Can you reproduce each of the following lines character for character, without changing anything?

## START

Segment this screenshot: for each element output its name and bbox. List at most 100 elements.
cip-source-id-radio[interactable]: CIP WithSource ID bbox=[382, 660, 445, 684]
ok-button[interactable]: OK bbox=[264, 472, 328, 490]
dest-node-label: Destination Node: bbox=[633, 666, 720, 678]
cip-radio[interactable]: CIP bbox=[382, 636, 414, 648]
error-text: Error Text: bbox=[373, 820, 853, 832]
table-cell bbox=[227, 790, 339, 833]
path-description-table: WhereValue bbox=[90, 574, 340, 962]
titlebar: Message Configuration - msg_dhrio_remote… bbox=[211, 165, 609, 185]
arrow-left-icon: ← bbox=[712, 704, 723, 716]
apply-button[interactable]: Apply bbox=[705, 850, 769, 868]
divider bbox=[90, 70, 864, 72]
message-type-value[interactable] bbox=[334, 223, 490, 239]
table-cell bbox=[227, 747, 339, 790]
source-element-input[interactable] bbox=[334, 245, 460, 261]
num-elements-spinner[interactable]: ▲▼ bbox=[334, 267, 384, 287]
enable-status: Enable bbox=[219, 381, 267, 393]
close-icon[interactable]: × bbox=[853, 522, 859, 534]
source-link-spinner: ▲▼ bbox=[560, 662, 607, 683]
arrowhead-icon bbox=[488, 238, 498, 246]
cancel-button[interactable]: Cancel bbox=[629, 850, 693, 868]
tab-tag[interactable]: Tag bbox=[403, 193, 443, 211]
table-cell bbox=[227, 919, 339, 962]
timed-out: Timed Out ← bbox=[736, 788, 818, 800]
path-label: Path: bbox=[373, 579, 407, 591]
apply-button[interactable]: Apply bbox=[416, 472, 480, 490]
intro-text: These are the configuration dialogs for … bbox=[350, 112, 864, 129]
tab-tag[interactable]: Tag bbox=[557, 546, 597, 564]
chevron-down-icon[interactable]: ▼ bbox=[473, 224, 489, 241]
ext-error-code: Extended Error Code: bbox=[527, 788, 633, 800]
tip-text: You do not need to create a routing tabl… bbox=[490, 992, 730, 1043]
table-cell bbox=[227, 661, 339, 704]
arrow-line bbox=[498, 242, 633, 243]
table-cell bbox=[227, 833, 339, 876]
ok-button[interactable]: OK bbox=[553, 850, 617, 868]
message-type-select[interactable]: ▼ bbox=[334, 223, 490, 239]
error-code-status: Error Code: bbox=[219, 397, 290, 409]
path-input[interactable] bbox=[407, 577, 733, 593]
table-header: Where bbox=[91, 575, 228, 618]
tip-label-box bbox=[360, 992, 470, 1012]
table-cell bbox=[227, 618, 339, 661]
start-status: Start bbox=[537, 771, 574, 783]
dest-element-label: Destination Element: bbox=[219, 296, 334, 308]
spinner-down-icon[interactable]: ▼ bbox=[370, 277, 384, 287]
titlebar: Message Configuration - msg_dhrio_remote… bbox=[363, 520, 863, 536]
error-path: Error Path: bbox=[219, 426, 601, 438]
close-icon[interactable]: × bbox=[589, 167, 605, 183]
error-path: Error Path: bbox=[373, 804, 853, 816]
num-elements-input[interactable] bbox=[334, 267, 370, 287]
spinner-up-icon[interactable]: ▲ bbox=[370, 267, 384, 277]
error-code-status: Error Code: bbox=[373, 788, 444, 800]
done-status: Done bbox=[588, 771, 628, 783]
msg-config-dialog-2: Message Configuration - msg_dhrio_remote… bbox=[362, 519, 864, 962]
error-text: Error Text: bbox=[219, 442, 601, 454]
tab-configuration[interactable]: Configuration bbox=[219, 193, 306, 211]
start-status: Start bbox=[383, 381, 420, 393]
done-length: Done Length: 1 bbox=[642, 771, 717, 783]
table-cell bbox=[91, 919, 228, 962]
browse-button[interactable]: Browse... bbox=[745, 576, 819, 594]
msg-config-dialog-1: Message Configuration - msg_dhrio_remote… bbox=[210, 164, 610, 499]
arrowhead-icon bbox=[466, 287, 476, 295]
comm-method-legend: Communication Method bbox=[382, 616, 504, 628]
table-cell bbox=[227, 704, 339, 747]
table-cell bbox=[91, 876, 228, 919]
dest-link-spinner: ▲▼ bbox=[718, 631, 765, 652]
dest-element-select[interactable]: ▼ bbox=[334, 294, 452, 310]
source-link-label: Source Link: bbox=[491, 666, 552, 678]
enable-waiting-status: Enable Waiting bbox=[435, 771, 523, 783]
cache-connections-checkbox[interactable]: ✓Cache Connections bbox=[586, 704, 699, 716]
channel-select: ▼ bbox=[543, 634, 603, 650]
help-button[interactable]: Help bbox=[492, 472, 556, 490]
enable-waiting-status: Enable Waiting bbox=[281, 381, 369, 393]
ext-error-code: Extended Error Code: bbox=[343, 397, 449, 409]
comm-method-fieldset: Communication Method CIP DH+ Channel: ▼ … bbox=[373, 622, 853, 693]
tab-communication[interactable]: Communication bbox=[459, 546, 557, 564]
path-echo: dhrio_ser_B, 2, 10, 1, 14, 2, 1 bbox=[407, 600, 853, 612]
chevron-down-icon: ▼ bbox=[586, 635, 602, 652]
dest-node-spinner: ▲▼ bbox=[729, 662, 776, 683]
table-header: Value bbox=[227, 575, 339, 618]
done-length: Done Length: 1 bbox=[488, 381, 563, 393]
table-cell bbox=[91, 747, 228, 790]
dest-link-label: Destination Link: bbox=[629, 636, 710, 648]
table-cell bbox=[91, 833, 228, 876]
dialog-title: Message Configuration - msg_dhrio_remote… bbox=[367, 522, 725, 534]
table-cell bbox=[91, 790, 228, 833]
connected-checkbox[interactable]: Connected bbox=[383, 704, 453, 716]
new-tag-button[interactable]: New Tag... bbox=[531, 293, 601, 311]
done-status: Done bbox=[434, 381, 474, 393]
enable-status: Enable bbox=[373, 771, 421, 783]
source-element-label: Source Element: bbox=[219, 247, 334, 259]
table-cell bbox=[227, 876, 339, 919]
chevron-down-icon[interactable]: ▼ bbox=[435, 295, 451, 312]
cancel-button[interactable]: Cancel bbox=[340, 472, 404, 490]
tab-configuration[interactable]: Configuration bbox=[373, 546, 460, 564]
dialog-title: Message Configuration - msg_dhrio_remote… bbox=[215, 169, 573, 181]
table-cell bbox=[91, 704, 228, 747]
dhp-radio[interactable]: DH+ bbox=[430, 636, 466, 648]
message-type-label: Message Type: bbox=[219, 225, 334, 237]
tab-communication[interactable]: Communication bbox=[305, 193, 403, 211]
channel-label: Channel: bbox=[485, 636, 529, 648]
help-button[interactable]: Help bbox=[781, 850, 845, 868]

## END

● **Written response**:
Segment this screenshot: for each element output its name and bbox. List at most 100 elements.
cip-source-id-radio[interactable]: CIP WithSource ID bbox=[382, 660, 445, 684]
ok-button[interactable]: OK bbox=[264, 472, 328, 490]
dest-node-label: Destination Node: bbox=[633, 666, 720, 678]
cip-radio[interactable]: CIP bbox=[382, 636, 414, 648]
error-text: Error Text: bbox=[373, 820, 853, 832]
table-cell bbox=[227, 790, 339, 833]
path-description-table: WhereValue bbox=[90, 574, 340, 962]
titlebar: Message Configuration - msg_dhrio_remote… bbox=[211, 165, 609, 185]
arrow-left-icon: ← bbox=[712, 704, 723, 716]
apply-button[interactable]: Apply bbox=[705, 850, 769, 868]
divider bbox=[90, 70, 864, 72]
message-type-value[interactable] bbox=[334, 223, 490, 239]
table-cell bbox=[227, 747, 339, 790]
source-element-input[interactable] bbox=[334, 245, 460, 261]
num-elements-spinner[interactable]: ▲▼ bbox=[334, 267, 384, 287]
enable-status: Enable bbox=[219, 381, 267, 393]
close-icon[interactable]: × bbox=[853, 522, 859, 534]
source-link-spinner: ▲▼ bbox=[560, 662, 607, 683]
arrowhead-icon bbox=[488, 238, 498, 246]
cancel-button[interactable]: Cancel bbox=[629, 850, 693, 868]
tab-tag[interactable]: Tag bbox=[403, 193, 443, 211]
table-cell bbox=[227, 919, 339, 962]
timed-out: Timed Out ← bbox=[736, 788, 818, 800]
path-label: Path: bbox=[373, 579, 407, 591]
apply-button[interactable]: Apply bbox=[416, 472, 480, 490]
intro-text: These are the configuration dialogs for … bbox=[350, 112, 864, 129]
tab-tag[interactable]: Tag bbox=[557, 546, 597, 564]
chevron-down-icon[interactable]: ▼ bbox=[473, 224, 489, 241]
ext-error-code: Extended Error Code: bbox=[527, 788, 633, 800]
tip-text: You do not need to create a routing tabl… bbox=[490, 992, 730, 1043]
table-cell bbox=[227, 661, 339, 704]
arrow-line bbox=[498, 242, 633, 243]
table-cell bbox=[227, 833, 339, 876]
ok-button[interactable]: OK bbox=[553, 850, 617, 868]
message-type-select[interactable]: ▼ bbox=[334, 223, 490, 239]
error-code-status: Error Code: bbox=[219, 397, 290, 409]
path-input[interactable] bbox=[407, 577, 733, 593]
table-header: Where bbox=[91, 575, 228, 618]
tip-label-box bbox=[360, 992, 470, 1012]
table-cell bbox=[227, 618, 339, 661]
start-status: Start bbox=[537, 771, 574, 783]
dest-element-label: Destination Element: bbox=[219, 296, 334, 308]
spinner-down-icon[interactable]: ▼ bbox=[370, 277, 384, 287]
titlebar: Message Configuration - msg_dhrio_remote… bbox=[363, 520, 863, 536]
error-path: Error Path: bbox=[219, 426, 601, 438]
close-icon[interactable]: × bbox=[589, 167, 605, 183]
error-path: Error Path: bbox=[373, 804, 853, 816]
num-elements-input[interactable] bbox=[334, 267, 370, 287]
spinner-up-icon[interactable]: ▲ bbox=[370, 267, 384, 277]
error-code-status: Error Code: bbox=[373, 788, 444, 800]
done-status: Done bbox=[588, 771, 628, 783]
msg-config-dialog-2: Message Configuration - msg_dhrio_remote… bbox=[362, 519, 864, 962]
error-text: Error Text: bbox=[219, 442, 601, 454]
tab-configuration[interactable]: Configuration bbox=[219, 193, 306, 211]
start-status: Start bbox=[383, 381, 420, 393]
done-length: Done Length: 1 bbox=[642, 771, 717, 783]
table-cell bbox=[91, 919, 228, 962]
browse-button[interactable]: Browse... bbox=[745, 576, 819, 594]
msg-config-dialog-1: Message Configuration - msg_dhrio_remote… bbox=[210, 164, 610, 499]
arrowhead-icon bbox=[466, 287, 476, 295]
comm-method-legend: Communication Method bbox=[382, 616, 504, 628]
table-cell bbox=[227, 704, 339, 747]
table-cell bbox=[91, 876, 228, 919]
dest-link-spinner: ▲▼ bbox=[718, 631, 765, 652]
dest-element-select[interactable]: ▼ bbox=[334, 294, 452, 310]
source-link-label: Source Link: bbox=[491, 666, 552, 678]
enable-waiting-status: Enable Waiting bbox=[435, 771, 523, 783]
cache-connections-checkbox[interactable]: ✓Cache Connections bbox=[586, 704, 699, 716]
channel-select: ▼ bbox=[543, 634, 603, 650]
help-button[interactable]: Help bbox=[492, 472, 556, 490]
enable-waiting-status: Enable Waiting bbox=[281, 381, 369, 393]
ext-error-code: Extended Error Code: bbox=[343, 397, 449, 409]
comm-method-fieldset: Communication Method CIP DH+ Channel: ▼ … bbox=[373, 622, 853, 693]
tab-communication[interactable]: Communication bbox=[459, 546, 557, 564]
path-echo: dhrio_ser_B, 2, 10, 1, 14, 2, 1 bbox=[407, 600, 853, 612]
chevron-down-icon: ▼ bbox=[586, 635, 602, 652]
dest-node-spinner: ▲▼ bbox=[729, 662, 776, 683]
table-header: Value bbox=[227, 575, 339, 618]
done-length: Done Length: 1 bbox=[488, 381, 563, 393]
table-cell bbox=[91, 747, 228, 790]
dest-link-label: Destination Link: bbox=[629, 636, 710, 648]
table-cell bbox=[91, 833, 228, 876]
dialog-title: Message Configuration - msg_dhrio_remote… bbox=[367, 522, 725, 534]
table-cell bbox=[91, 790, 228, 833]
connected-checkbox[interactable]: Connected bbox=[383, 704, 453, 716]
new-tag-button[interactable]: New Tag... bbox=[531, 293, 601, 311]
done-status: Done bbox=[434, 381, 474, 393]
enable-status: Enable bbox=[373, 771, 421, 783]
source-element-label: Source Element: bbox=[219, 247, 334, 259]
table-cell bbox=[227, 876, 339, 919]
chevron-down-icon[interactable]: ▼ bbox=[435, 295, 451, 312]
cancel-button[interactable]: Cancel bbox=[340, 472, 404, 490]
tab-configuration[interactable]: Configuration bbox=[373, 546, 460, 564]
dialog-title: Message Configuration - msg_dhrio_remote… bbox=[215, 169, 573, 181]
table-cell bbox=[91, 704, 228, 747]
dhp-radio[interactable]: DH+ bbox=[430, 636, 466, 648]
message-type-label: Message Type: bbox=[219, 225, 334, 237]
tab-communication[interactable]: Communication bbox=[305, 193, 403, 211]
channel-label: Channel: bbox=[485, 636, 529, 648]
help-button[interactable]: Help bbox=[781, 850, 845, 868]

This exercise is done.